* STATED GOAL
Transcribe the entire "Rise of the Heroes" passage below, word for word from its title through its last line.

* TEXT EXTRACT
╔══

Rise of the Heroes

“When I was a boy and I would see scary things in the news, my mother would say to me, “Look for the helpers. You will always find people who are helping.” —Fred Rogers

Grey the sky.

Grey the waves.

Grey the beach.

Grey the village homes clustered on the beach edge, trying not to be lost to the wind and sea.

Grey the fuzzy images on the TV that morning, jumping back and forth before suddenly showing towers collapsing in the grey, grey clouds of dust.

The Alaskan village, small in number, was still extensive in connections. Daughters, nephews, cousins were studying in New York City, visiting, working. The families headed to the church to pray.

The phone lines shut down. The planes, Unalakleet’s life line to the world, were grounded. But the natives were used to being cut off and to living with tragedy. They returned to their work as the end of salmon season, the closing of a crab opener, the processing of yesterday’s beluga harvest wouldn’t wait for mourning.

And so did I. Being one who focuses on today more than long-term and who avoids conflict at all cost, I was content. We were safe in a forgotten part of the world. I put my twin baby boys in their Carhart overalls, rubber boots past their knees, green anoraks and we went out to splash in the puddles and help pick berries.

But my husband paced the town like a fenced in guard dog. The former Marine turned National Guard Chaplain tried repeatedly to get ahold of his unit, asked everyone what news they had, checked the airport for possible schedules. 

When he had previously toyed with going active duty after seminary, I dismissed him. “It’s all fun and games until there’s a war!” Now, here was war. Instead of feeling blessed to be safe with his family, he was ignited.

“I can’t find out who’s getting called up,” he said while passing by us. “Come play!” I urged, and then pleaded, “Explain this to me.”

“I need to know who is going where and who is talking to those boys before they face hell,” he turned, then turned back, “And no one comes into my back yard, gives us a black eye, and gets away with it!”

╚══

* DATA EXCERPT

╔══

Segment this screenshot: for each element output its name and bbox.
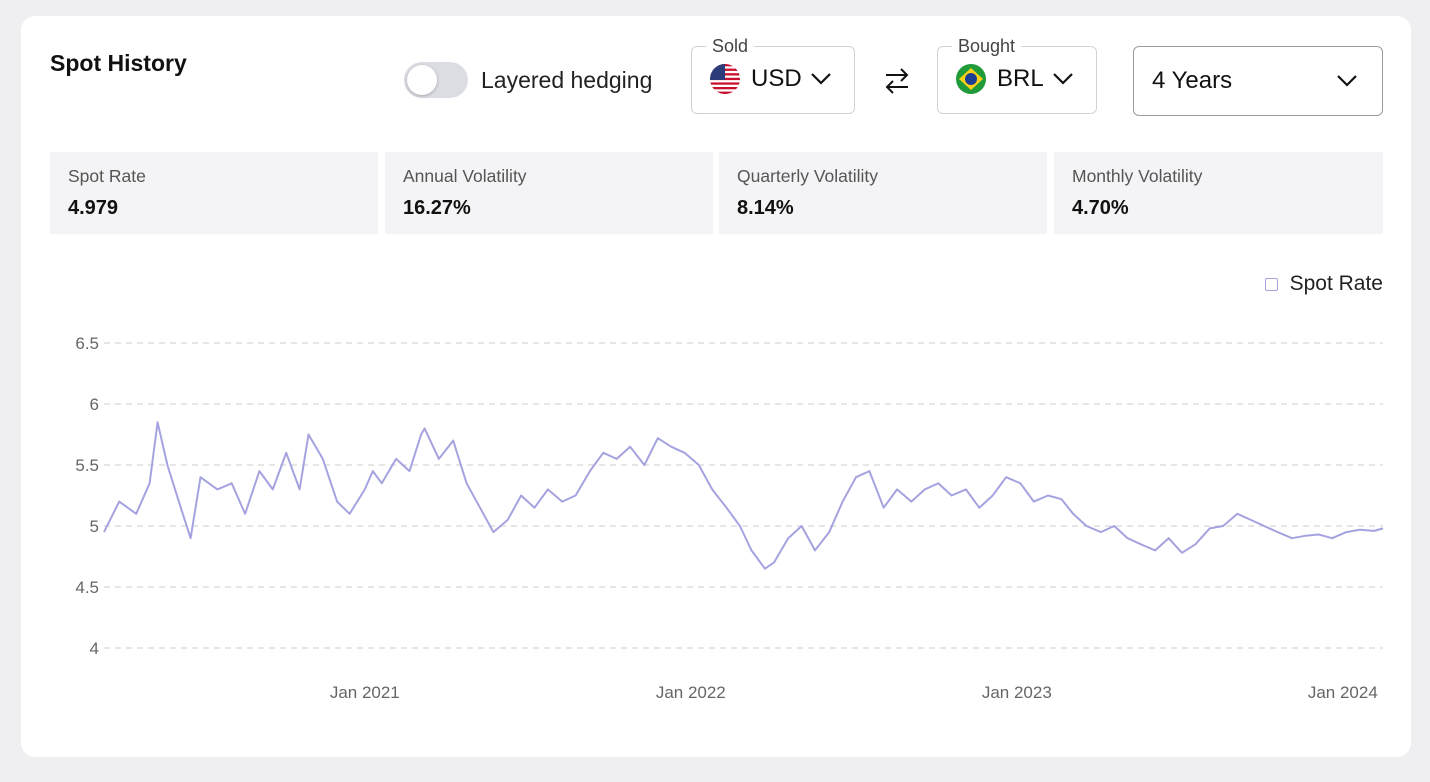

╚══

* EXERCISE SOLUTION
Rise of the Heroes

“When I was a boy and I would see scary things in the news, my mother would say to me, “Look for the helpers. You will always find people who are helping.” —Fred Rogers

Grey the sky.

Grey the waves.

Grey the beach.

Grey the village homes clustered on the beach edge, trying not to be lost to the wind and sea.

Grey the fuzzy images on the TV that morning, jumping back and forth before suddenly showing towers collapsing in the grey, grey clouds of dust.

The Alaskan village, small in number, was still extensive in connections. Daughters, nephews, cousins were studying in New York City, visiting, working. The families headed to the church to pray.

The phone lines shut down. The planes, Unalakleet’s life line to the world, were grounded. But the natives were used to being cut off and to living with tragedy. They returned to their work as the end of salmon season, the closing of a crab opener, the processing of yesterday’s beluga harvest wouldn’t wait for mourning.

And so did I. Being one who focuses on today more than long-term and who avoids conflict at all cost, I was content. We were safe in a forgotten part of the world. I put my twin baby boys in their Carhart overalls, rubber boots past their knees, green anoraks and we went out to splash in the puddles and help pick berries.

But my husband paced the town like a fenced in guard dog. The former Marine turned National Guard Chaplain tried repeatedly to get ahold of his unit, asked everyone what news they had, checked the airport for possible schedules. 

When he had previously toyed with going active duty after seminary, I dismissed him. “It’s all fun and games until there’s a war!” Now, here was war. Instead of feeling blessed to be safe with his family, he was ignited.

“I can’t find out who’s getting called up,” he said while passing by us. “Come play!” I urged, and then pleaded, “Explain this to me.”

“I need to know who is going where and who is talking to those boys before they face hell,” he turned, then turned back, “And no one comes into my back yard, gives us a black eye, and gets away with it!”